In the court opinion below, replace "interlocutory" with "expedited" and write out the passage that begins at the words "THOMPSON, K., JUDGE: The" and stops after the words "Revised Statutes (KRS)".
--- begin Text segment ---
RENDERED: NOVEMBER 4, 2022; 10:00 A.M.
NOT TO BE PUBLISHED
Commonwealth of Kentucky
Court of Appeals
NO. 2020-CA-1023-MR
COMMONWEALTH OF KENTUCKY,
JUSTICE CABINET, DEPARTMENT
OF CORRECTIONS APPELLANT
APPEAL FROM OLDHAM CIRCUIT COURT
v. HONORABLE KAREN A. CONRAD, JUDGE
ACTION NO. 20-CI-00123
NORA PERKINSON; CORRECT
CARE SOLUTIONS, LLC; AND
WELLPATH, LLC APPELLEES
OPINION
AFFIRMING
** ** ** ** **
BEFORE: ACREE, DIXON, AND K. THOMPSON, JUDGES.
THOMPSON, K., JUDGE: The Commonwealth of Kentucky, Justice Cabinet,
Department of Corrections (the DOC) filed an interlocutory appeal to challenge the
Oldham Circuit Court’s decision allowing Nora Perkinson’s Kentucky Civil Rights
Act (KCRA) retaliation claims made pursuant to Kentucky Revised Statutes (KRS)
--- end Text segment ---
--- begin Material shown ---
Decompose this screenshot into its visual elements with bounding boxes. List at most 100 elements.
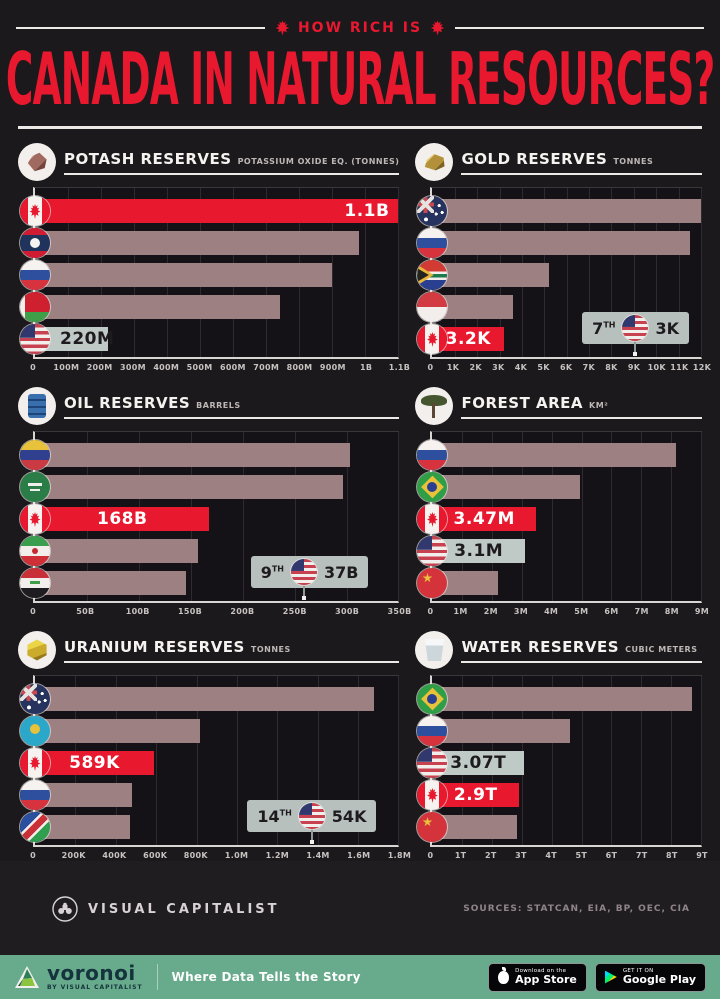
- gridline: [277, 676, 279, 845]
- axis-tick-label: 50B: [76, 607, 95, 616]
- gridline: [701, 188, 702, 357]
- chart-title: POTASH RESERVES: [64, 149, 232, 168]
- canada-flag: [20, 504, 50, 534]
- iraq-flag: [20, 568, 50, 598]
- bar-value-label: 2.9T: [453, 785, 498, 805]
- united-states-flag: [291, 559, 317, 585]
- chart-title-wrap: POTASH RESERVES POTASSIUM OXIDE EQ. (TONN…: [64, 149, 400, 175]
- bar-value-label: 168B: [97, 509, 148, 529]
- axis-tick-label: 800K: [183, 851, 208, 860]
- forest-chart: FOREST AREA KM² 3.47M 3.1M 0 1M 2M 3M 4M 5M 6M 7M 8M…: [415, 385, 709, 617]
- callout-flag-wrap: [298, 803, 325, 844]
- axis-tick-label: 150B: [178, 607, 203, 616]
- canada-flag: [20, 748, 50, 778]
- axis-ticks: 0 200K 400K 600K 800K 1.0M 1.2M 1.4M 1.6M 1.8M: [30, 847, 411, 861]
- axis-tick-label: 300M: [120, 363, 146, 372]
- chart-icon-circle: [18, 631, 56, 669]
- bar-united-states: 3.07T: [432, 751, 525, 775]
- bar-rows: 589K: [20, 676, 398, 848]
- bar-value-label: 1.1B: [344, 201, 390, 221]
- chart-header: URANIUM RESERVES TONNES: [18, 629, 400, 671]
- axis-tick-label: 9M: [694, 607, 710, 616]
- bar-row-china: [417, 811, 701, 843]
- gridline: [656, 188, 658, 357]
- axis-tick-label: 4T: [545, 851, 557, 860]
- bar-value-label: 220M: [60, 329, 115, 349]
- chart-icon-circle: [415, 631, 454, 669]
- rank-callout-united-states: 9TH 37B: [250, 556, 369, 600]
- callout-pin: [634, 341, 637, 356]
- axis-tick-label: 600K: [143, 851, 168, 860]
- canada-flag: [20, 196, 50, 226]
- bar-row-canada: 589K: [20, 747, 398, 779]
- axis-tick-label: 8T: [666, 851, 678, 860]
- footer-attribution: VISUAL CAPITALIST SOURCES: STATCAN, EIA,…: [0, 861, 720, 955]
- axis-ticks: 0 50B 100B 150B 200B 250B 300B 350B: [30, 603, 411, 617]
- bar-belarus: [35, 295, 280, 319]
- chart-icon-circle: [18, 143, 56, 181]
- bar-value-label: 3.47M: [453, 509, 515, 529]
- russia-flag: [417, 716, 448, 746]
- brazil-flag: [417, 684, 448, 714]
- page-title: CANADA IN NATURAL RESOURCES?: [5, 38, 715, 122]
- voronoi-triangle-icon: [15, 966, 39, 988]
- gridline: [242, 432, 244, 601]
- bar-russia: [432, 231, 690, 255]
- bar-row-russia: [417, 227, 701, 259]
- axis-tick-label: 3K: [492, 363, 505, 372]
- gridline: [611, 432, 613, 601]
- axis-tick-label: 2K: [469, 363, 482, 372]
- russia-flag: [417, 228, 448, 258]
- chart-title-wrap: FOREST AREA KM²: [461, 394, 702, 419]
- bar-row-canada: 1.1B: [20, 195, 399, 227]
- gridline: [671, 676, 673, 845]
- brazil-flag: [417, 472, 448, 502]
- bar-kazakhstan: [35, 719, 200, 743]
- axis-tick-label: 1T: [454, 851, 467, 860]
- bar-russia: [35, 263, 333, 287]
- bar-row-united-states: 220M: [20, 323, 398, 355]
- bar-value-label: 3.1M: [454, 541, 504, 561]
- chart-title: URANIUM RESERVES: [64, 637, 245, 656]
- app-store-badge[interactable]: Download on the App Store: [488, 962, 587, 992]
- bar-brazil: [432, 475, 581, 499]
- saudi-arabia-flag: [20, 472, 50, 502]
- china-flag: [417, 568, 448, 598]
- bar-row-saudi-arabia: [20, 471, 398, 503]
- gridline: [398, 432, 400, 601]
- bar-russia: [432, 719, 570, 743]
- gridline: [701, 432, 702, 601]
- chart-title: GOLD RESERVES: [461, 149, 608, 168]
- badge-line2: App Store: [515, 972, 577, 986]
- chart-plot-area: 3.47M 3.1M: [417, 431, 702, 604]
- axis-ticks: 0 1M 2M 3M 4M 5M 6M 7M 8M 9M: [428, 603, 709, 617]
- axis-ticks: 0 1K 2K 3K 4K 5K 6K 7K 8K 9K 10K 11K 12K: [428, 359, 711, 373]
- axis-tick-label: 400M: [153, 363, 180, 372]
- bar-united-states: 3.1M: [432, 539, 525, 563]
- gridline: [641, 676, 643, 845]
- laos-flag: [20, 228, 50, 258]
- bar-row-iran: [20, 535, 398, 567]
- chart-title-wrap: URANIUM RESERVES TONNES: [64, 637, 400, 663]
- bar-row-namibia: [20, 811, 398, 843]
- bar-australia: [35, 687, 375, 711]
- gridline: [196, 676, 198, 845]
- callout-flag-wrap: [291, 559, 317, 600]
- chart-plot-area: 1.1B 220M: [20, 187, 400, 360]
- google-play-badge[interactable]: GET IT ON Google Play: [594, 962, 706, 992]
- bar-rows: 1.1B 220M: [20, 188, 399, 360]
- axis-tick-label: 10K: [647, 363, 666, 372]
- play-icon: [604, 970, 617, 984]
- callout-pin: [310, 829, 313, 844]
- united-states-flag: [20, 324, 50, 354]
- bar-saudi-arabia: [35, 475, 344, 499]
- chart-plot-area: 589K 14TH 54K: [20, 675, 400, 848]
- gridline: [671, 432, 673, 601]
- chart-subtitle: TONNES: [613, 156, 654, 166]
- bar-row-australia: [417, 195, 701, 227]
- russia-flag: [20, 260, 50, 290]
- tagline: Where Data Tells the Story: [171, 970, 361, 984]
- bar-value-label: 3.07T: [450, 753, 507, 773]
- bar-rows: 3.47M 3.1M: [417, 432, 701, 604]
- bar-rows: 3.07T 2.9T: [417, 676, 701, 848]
--- end Material shown ---
--- begin Material shown ---
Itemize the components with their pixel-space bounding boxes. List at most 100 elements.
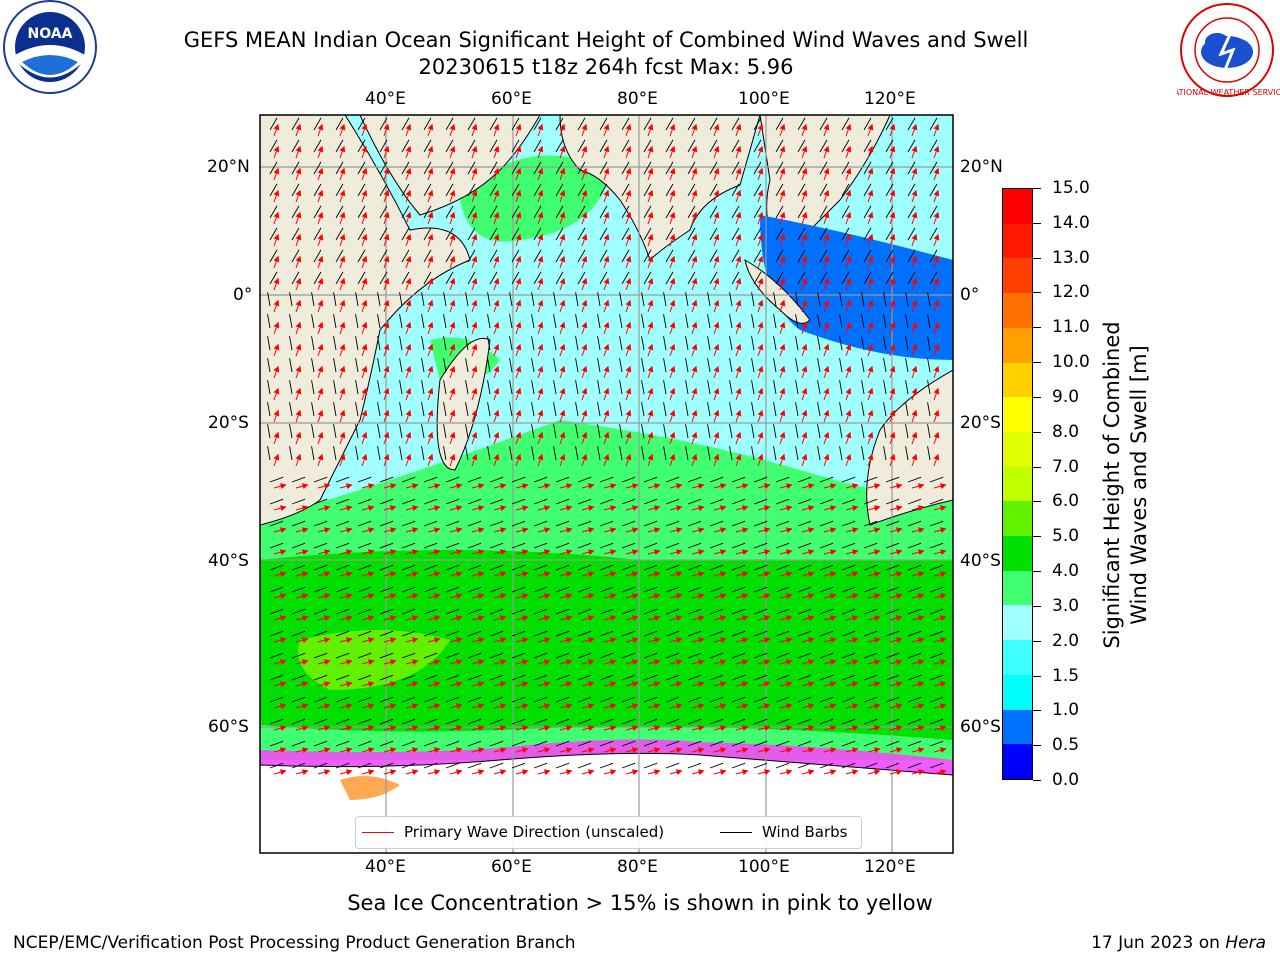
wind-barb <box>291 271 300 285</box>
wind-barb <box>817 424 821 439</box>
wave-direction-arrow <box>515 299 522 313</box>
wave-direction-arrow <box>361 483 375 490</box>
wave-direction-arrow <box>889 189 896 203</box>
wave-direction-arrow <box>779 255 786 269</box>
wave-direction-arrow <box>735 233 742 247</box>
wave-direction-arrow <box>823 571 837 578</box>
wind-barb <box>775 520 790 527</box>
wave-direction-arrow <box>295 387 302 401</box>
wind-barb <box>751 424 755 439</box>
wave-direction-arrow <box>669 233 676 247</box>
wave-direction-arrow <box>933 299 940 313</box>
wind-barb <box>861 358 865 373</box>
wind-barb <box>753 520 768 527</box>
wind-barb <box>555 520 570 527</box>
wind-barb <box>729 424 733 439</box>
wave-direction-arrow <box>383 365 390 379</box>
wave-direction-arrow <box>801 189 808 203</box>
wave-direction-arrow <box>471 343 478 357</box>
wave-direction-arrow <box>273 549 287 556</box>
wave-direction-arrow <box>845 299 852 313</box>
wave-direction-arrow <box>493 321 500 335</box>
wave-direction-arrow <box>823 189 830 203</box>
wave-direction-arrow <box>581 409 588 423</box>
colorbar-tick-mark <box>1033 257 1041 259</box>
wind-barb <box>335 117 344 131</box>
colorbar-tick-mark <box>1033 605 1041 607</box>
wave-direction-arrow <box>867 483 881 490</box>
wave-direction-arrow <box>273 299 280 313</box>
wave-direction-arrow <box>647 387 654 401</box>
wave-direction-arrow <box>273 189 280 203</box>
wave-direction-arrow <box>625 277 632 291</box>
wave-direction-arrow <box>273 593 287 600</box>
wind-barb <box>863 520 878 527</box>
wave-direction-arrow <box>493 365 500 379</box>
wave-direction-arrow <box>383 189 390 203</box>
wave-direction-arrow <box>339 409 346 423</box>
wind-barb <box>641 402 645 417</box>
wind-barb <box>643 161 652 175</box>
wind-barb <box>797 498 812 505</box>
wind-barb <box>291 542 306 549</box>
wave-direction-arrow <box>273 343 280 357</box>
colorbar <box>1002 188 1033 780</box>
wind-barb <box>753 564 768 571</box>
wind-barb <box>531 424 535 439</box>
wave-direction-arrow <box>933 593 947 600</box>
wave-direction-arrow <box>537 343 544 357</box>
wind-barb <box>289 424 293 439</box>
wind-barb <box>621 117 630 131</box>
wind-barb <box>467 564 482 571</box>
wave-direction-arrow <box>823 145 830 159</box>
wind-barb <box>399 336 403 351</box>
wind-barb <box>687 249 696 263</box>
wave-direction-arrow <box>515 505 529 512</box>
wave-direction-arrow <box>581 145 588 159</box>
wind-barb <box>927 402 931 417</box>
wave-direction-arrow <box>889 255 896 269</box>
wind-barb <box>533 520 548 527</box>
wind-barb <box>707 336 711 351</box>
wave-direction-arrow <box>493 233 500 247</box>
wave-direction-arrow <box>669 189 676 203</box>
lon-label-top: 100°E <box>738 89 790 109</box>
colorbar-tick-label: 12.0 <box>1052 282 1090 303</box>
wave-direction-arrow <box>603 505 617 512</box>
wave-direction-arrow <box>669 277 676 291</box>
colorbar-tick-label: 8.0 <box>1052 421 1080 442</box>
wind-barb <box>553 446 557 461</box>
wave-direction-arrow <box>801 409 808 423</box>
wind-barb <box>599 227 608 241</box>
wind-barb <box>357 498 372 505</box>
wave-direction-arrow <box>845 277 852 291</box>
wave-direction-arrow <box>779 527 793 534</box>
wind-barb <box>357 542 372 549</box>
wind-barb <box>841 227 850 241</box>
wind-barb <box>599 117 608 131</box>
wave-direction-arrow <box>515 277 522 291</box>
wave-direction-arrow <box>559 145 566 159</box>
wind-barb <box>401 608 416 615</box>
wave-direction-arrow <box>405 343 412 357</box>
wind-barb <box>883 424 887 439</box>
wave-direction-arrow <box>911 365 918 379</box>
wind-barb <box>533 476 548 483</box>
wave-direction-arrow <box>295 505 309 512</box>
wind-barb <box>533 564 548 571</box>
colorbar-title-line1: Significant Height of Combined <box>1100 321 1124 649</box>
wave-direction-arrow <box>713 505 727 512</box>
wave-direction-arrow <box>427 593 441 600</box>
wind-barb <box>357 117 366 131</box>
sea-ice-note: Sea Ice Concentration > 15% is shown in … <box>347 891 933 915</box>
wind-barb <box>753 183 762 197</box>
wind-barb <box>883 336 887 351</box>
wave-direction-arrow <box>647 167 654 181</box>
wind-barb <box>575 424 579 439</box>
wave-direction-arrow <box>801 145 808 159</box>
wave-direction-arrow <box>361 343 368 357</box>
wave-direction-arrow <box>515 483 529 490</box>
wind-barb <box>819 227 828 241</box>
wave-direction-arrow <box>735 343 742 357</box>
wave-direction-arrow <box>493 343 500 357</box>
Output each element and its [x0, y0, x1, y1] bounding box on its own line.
--- end Material shown ---
--- begin Material shown ---
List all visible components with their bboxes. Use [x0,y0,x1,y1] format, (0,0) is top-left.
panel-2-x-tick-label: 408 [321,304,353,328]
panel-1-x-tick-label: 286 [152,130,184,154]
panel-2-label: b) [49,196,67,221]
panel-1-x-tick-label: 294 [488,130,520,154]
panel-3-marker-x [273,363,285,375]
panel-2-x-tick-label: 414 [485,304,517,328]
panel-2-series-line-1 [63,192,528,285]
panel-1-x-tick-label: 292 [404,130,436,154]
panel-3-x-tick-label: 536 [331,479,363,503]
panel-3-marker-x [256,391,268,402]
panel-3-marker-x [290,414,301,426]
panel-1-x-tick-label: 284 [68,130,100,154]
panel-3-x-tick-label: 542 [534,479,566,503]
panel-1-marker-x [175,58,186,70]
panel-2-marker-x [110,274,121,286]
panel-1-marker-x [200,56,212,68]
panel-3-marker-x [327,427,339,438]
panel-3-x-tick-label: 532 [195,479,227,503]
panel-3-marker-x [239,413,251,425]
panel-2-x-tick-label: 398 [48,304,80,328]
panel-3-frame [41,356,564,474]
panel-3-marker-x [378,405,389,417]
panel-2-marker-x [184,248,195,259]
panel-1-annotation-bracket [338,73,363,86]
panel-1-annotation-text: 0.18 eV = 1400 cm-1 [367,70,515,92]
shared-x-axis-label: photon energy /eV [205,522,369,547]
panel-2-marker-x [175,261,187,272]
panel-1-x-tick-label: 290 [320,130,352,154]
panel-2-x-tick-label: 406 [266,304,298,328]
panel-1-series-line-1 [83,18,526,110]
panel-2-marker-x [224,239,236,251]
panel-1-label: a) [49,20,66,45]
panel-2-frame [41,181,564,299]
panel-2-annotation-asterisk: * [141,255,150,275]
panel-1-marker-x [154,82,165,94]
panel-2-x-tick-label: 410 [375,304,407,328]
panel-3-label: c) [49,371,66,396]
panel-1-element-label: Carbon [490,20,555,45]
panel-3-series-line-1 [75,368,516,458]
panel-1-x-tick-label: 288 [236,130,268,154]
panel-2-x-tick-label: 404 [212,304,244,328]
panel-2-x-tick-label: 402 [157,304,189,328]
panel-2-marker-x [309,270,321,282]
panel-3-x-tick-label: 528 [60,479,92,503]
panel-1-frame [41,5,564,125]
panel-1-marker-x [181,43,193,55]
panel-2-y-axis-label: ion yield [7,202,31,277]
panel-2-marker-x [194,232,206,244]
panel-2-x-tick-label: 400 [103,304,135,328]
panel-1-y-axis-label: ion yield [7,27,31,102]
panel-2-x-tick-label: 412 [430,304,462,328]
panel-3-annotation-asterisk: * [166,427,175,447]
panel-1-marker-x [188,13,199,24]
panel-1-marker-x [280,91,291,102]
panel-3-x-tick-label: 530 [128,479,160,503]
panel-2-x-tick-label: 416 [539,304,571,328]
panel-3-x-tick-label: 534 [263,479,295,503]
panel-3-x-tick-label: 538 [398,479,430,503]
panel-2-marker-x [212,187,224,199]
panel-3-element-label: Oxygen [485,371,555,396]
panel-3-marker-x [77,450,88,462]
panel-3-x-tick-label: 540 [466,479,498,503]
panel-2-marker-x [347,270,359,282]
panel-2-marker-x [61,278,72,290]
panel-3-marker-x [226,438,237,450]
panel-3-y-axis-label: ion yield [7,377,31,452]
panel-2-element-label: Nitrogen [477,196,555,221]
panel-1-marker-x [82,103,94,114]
--- end Material shown ---
Full response:
THOMPSON, K., JUDGE: The Commonwealth of Kentucky, Justice Cabinet,
Department of Corrections (the DOC) filed an expedited appeal to challenge the
Oldham Circuit Court’s decision allowing Nora Perkinson’s Kentucky Civil Rights
Act (KCRA) retaliation claims made pursuant to Kentucky Revised Statutes (KRS)